__Aim of the exercise__
Leave out the pictures and transcribe the rest of the records exactly.

__Given records__
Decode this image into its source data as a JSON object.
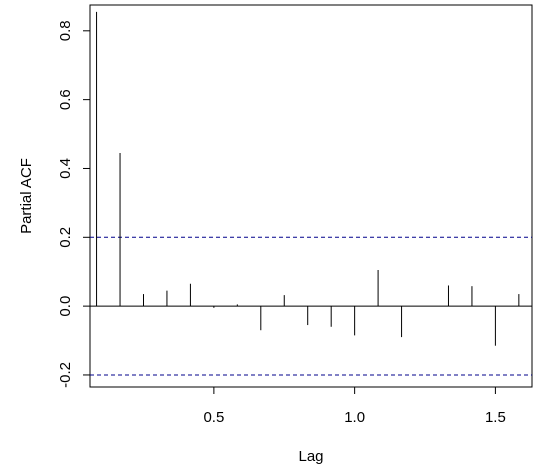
{
  "chart_data": {
    "type": "bar",
    "title": "",
    "xlabel": "Lag",
    "ylabel": "Partial ACF",
    "xlim": [
      0.06,
      1.63
    ],
    "ylim": [
      -0.235,
      0.875
    ],
    "x_ticks": [
      0.5,
      1.0,
      1.5
    ],
    "x_tick_labels": [
      "0.5",
      "1.0",
      "1.5"
    ],
    "y_ticks": [
      -0.2,
      0.0,
      0.2,
      0.4,
      0.6,
      0.8
    ],
    "y_tick_labels": [
      "-0.2",
      "0.0",
      "0.2",
      "0.4",
      "0.6",
      "0.8"
    ],
    "grid": false,
    "confidence_bounds": {
      "upper": 0.2,
      "lower": -0.2,
      "color": "#00008b"
    },
    "lags": [
      0.0833,
      0.1667,
      0.25,
      0.3333,
      0.4167,
      0.5,
      0.5833,
      0.6667,
      0.75,
      0.8333,
      0.9167,
      1.0,
      1.0833,
      1.1667,
      1.25,
      1.3333,
      1.4167,
      1.5,
      1.5833
    ],
    "values": [
      0.855,
      0.445,
      0.035,
      0.045,
      0.065,
      -0.005,
      0.005,
      -0.07,
      0.032,
      -0.055,
      -0.06,
      -0.085,
      0.105,
      -0.09,
      0.0,
      0.06,
      0.058,
      -0.115,
      0.035
    ]
  }
}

__Output of the exercise__
Decode this image into its source data as a JSON object.
{
  "chart_data": {
    "type": "bar",
    "title": "",
    "xlabel": "Lag",
    "ylabel": "Partial ACF",
    "xlim": [
      0.06,
      1.63
    ],
    "ylim": [
      -0.235,
      0.875
    ],
    "x_ticks": [
      0.5,
      1.0,
      1.5
    ],
    "x_tick_labels": [
      "0.5",
      "1.0",
      "1.5"
    ],
    "y_ticks": [
      -0.2,
      0.0,
      0.2,
      0.4,
      0.6,
      0.8
    ],
    "y_tick_labels": [
      "-0.2",
      "0.0",
      "0.2",
      "0.4",
      "0.6",
      "0.8"
    ],
    "grid": false,
    "confidence_bounds": {
      "upper": 0.2,
      "lower": -0.2,
      "color": "#00008b"
    },
    "lags": [
      0.0833,
      0.1667,
      0.25,
      0.3333,
      0.4167,
      0.5,
      0.5833,
      0.6667,
      0.75,
      0.8333,
      0.9167,
      1.0,
      1.0833,
      1.1667,
      1.25,
      1.3333,
      1.4167,
      1.5,
      1.5833
    ],
    "values": [
      0.855,
      0.445,
      0.035,
      0.045,
      0.065,
      -0.005,
      0.005,
      -0.07,
      0.032,
      -0.055,
      -0.06,
      -0.085,
      0.105,
      -0.09,
      0.0,
      0.06,
      0.058,
      -0.115,
      0.035
    ]
  }
}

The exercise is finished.